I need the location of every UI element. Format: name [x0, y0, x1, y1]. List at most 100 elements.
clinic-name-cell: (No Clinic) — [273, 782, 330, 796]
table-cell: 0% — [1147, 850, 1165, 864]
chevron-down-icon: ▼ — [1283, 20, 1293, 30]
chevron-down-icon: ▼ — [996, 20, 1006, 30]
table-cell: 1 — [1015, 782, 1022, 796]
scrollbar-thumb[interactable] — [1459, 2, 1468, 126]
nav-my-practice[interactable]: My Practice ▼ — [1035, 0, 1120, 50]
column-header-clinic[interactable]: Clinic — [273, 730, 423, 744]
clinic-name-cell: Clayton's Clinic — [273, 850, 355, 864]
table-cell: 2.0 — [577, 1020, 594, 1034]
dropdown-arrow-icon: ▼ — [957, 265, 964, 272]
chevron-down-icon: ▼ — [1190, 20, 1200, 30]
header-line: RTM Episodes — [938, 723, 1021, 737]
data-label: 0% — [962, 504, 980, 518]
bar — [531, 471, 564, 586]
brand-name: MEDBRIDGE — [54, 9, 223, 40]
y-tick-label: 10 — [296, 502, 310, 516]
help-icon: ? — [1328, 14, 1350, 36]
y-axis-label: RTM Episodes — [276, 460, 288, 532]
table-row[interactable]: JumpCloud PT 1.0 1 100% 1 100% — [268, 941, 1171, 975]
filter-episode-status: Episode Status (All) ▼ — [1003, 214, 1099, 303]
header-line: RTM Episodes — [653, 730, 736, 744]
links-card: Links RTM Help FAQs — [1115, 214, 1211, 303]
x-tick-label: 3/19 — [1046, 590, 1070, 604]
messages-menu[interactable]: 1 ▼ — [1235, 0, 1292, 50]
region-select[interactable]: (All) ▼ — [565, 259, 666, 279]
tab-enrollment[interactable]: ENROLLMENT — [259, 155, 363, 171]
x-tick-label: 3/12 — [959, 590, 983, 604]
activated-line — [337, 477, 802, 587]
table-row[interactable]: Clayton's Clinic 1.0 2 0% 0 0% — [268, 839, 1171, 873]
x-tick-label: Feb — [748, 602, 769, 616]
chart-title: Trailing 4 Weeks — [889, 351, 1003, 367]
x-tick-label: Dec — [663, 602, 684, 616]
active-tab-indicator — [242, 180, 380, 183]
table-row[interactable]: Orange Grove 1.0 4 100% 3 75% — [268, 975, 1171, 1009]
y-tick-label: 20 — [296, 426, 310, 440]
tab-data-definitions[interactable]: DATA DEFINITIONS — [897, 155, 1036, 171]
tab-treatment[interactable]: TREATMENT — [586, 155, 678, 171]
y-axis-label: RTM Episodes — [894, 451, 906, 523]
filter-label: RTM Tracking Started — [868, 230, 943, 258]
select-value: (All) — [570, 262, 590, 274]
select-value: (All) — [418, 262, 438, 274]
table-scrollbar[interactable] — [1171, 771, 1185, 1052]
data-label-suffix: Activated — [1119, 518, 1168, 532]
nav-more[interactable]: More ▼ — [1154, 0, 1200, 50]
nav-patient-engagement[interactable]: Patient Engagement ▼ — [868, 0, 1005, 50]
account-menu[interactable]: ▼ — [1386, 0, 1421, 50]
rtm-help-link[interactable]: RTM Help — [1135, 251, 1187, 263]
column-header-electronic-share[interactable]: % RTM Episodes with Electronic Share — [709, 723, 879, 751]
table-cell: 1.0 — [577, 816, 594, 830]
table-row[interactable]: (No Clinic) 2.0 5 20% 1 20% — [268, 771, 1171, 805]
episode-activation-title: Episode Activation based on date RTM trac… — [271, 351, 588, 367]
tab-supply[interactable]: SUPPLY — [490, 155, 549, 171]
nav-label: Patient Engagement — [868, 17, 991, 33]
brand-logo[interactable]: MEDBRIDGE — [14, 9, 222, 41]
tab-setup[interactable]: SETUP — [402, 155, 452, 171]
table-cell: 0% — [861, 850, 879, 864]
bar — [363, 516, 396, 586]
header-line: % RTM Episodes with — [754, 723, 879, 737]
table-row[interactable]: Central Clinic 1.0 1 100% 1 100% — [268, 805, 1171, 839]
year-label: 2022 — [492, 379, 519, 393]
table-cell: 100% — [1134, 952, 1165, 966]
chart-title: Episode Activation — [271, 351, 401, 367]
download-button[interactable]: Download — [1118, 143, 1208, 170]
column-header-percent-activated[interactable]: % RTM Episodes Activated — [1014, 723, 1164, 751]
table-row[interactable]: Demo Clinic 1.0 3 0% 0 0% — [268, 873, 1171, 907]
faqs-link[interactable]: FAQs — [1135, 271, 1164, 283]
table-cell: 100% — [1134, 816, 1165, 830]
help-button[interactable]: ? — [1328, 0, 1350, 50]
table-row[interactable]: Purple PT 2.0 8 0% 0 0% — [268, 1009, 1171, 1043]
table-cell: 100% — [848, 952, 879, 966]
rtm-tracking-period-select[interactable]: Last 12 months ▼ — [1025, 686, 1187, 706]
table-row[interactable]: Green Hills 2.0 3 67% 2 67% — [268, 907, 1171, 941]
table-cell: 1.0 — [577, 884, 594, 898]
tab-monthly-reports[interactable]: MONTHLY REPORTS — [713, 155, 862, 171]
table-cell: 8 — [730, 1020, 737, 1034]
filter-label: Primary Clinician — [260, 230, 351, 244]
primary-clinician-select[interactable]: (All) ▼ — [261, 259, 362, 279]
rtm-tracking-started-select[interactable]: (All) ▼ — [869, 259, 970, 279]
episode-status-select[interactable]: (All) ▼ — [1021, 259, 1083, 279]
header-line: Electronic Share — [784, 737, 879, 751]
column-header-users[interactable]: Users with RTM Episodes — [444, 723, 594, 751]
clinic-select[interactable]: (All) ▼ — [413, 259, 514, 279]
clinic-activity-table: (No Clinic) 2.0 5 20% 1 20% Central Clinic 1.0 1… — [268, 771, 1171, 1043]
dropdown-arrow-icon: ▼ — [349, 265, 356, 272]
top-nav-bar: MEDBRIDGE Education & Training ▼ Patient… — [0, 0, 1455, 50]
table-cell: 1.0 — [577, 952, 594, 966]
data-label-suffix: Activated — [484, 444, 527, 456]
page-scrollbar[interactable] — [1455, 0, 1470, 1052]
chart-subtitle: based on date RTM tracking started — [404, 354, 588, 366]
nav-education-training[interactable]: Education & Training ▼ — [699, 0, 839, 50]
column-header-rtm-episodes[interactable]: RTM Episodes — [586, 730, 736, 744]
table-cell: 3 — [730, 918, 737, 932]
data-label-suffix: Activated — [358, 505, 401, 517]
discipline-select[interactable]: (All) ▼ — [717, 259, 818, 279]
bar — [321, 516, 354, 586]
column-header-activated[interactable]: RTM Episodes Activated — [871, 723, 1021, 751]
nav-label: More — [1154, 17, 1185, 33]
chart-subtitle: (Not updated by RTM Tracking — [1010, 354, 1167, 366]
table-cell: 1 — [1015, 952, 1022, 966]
# # #
Could you repeat the rows above, substituting "Trailing 8 Weeks" for "Trailing 4 Weeks" and leaving everything else unchanged?

I need the location of every UI element. Format: name [x0, y0, x1, y1]. List at most 100 elements.
clinic-name-cell: (No Clinic) — [273, 782, 330, 796]
table-cell: 0% — [1147, 850, 1165, 864]
chevron-down-icon: ▼ — [1283, 20, 1293, 30]
chevron-down-icon: ▼ — [996, 20, 1006, 30]
table-cell: 1 — [1015, 782, 1022, 796]
scrollbar-thumb[interactable] — [1459, 2, 1468, 126]
nav-my-practice[interactable]: My Practice ▼ — [1035, 0, 1120, 50]
column-header-clinic[interactable]: Clinic — [273, 730, 423, 744]
clinic-name-cell: Clayton's Clinic — [273, 850, 355, 864]
table-cell: 2.0 — [577, 1020, 594, 1034]
dropdown-arrow-icon: ▼ — [957, 265, 964, 272]
chevron-down-icon: ▼ — [1190, 20, 1200, 30]
header-line: RTM Episodes — [938, 723, 1021, 737]
data-label: 0% — [962, 504, 980, 518]
bar — [531, 471, 564, 586]
brand-name: MEDBRIDGE — [54, 9, 223, 40]
y-tick-label: 10 — [296, 502, 310, 516]
help-icon: ? — [1328, 14, 1350, 36]
y-axis-label: RTM Episodes — [276, 460, 288, 532]
table-row[interactable]: JumpCloud PT 1.0 1 100% 1 100% — [268, 941, 1171, 975]
filter-episode-status: Episode Status (All) ▼ — [1003, 214, 1099, 303]
header-line: RTM Episodes — [653, 730, 736, 744]
links-card: Links RTM Help FAQs — [1115, 214, 1211, 303]
x-tick-label: 3/19 — [1046, 590, 1070, 604]
messages-menu[interactable]: 1 ▼ — [1235, 0, 1292, 50]
region-select[interactable]: (All) ▼ — [565, 259, 666, 279]
tab-enrollment[interactable]: ENROLLMENT — [259, 155, 363, 171]
x-tick-label: 3/12 — [959, 590, 983, 604]
activated-line — [337, 477, 802, 587]
table-row[interactable]: Clayton's Clinic 1.0 2 0% 0 0% — [268, 839, 1171, 873]
x-tick-label: Feb — [748, 602, 769, 616]
chart-title: Trailing 8 Weeks — [889, 351, 1003, 367]
x-tick-label: Dec — [663, 602, 684, 616]
active-tab-indicator — [242, 180, 380, 183]
table-row[interactable]: Orange Grove 1.0 4 100% 3 75% — [268, 975, 1171, 1009]
y-tick-label: 20 — [296, 426, 310, 440]
tab-data-definitions[interactable]: DATA DEFINITIONS — [897, 155, 1036, 171]
tab-treatment[interactable]: TREATMENT — [586, 155, 678, 171]
y-axis-label: RTM Episodes — [894, 451, 906, 523]
filter-label: RTM Tracking Started — [868, 230, 943, 258]
select-value: (All) — [570, 262, 590, 274]
select-value: (All) — [418, 262, 438, 274]
table-scrollbar[interactable] — [1171, 771, 1185, 1052]
data-label-suffix: Activated — [1119, 518, 1168, 532]
nav-more[interactable]: More ▼ — [1154, 0, 1200, 50]
nav-patient-engagement[interactable]: Patient Engagement ▼ — [868, 0, 1005, 50]
account-menu[interactable]: ▼ — [1386, 0, 1421, 50]
rtm-help-link[interactable]: RTM Help — [1135, 251, 1187, 263]
column-header-electronic-share[interactable]: % RTM Episodes with Electronic Share — [709, 723, 879, 751]
table-cell: 1.0 — [577, 816, 594, 830]
table-row[interactable]: (No Clinic) 2.0 5 20% 1 20% — [268, 771, 1171, 805]
episode-activation-title: Episode Activation based on date RTM trac… — [271, 351, 588, 367]
tab-supply[interactable]: SUPPLY — [490, 155, 549, 171]
nav-label: Patient Engagement — [868, 17, 991, 33]
brand-logo[interactable]: MEDBRIDGE — [14, 9, 222, 41]
tab-setup[interactable]: SETUP — [402, 155, 452, 171]
table-cell: 0% — [861, 850, 879, 864]
bar — [363, 516, 396, 586]
header-line: % RTM Episodes with — [754, 723, 879, 737]
table-row[interactable]: Central Clinic 1.0 1 100% 1 100% — [268, 805, 1171, 839]
year-label: 2022 — [492, 379, 519, 393]
table-cell: 100% — [1134, 952, 1165, 966]
chart-title: Episode Activation — [271, 351, 401, 367]
download-button[interactable]: Download — [1118, 143, 1208, 170]
column-header-percent-activated[interactable]: % RTM Episodes Activated — [1014, 723, 1164, 751]
table-row[interactable]: Demo Clinic 1.0 3 0% 0 0% — [268, 873, 1171, 907]
faqs-link[interactable]: FAQs — [1135, 271, 1164, 283]
table-cell: 100% — [1134, 816, 1165, 830]
help-button[interactable]: ? — [1328, 0, 1350, 50]
table-row[interactable]: Purple PT 2.0 8 0% 0 0% — [268, 1009, 1171, 1043]
table-cell: 100% — [848, 952, 879, 966]
rtm-tracking-period-select[interactable]: Last 12 months ▼ — [1025, 686, 1187, 706]
table-row[interactable]: Green Hills 2.0 3 67% 2 67% — [268, 907, 1171, 941]
table-cell: 1.0 — [577, 884, 594, 898]
tab-monthly-reports[interactable]: MONTHLY REPORTS — [713, 155, 862, 171]
table-cell: 8 — [730, 1020, 737, 1034]
filter-label: Primary Clinician — [260, 230, 351, 244]
primary-clinician-select[interactable]: (All) ▼ — [261, 259, 362, 279]
rtm-tracking-started-select[interactable]: (All) ▼ — [869, 259, 970, 279]
episode-status-select[interactable]: (All) ▼ — [1021, 259, 1083, 279]
header-line: Electronic Share — [784, 737, 879, 751]
column-header-users[interactable]: Users with RTM Episodes — [444, 723, 594, 751]
clinic-select[interactable]: (All) ▼ — [413, 259, 514, 279]
clinic-activity-table: (No Clinic) 2.0 5 20% 1 20% Central Clinic 1.0 1… — [268, 771, 1171, 1043]
dropdown-arrow-icon: ▼ — [349, 265, 356, 272]
top-nav-bar: MEDBRIDGE Education & Training ▼ Patient… — [0, 0, 1455, 50]
table-cell: 1.0 — [577, 952, 594, 966]
data-label-suffix: Activated — [484, 444, 527, 456]
page-scrollbar[interactable] — [1455, 0, 1470, 1052]
chart-subtitle: based on date RTM tracking started — [404, 354, 588, 366]
nav-education-training[interactable]: Education & Training ▼ — [699, 0, 839, 50]
column-header-rtm-episodes[interactable]: RTM Episodes — [586, 730, 736, 744]
table-cell: 3 — [730, 918, 737, 932]
data-label-suffix: Activated — [358, 505, 401, 517]
discipline-select[interactable]: (All) ▼ — [717, 259, 818, 279]
bar — [321, 516, 354, 586]
column-header-activated[interactable]: RTM Episodes Activated — [871, 723, 1021, 751]
nav-label: More — [1154, 17, 1185, 33]
chart-subtitle: (Not updated by RTM Tracking — [1010, 354, 1167, 366]
table-cell: 1 — [1015, 952, 1022, 966]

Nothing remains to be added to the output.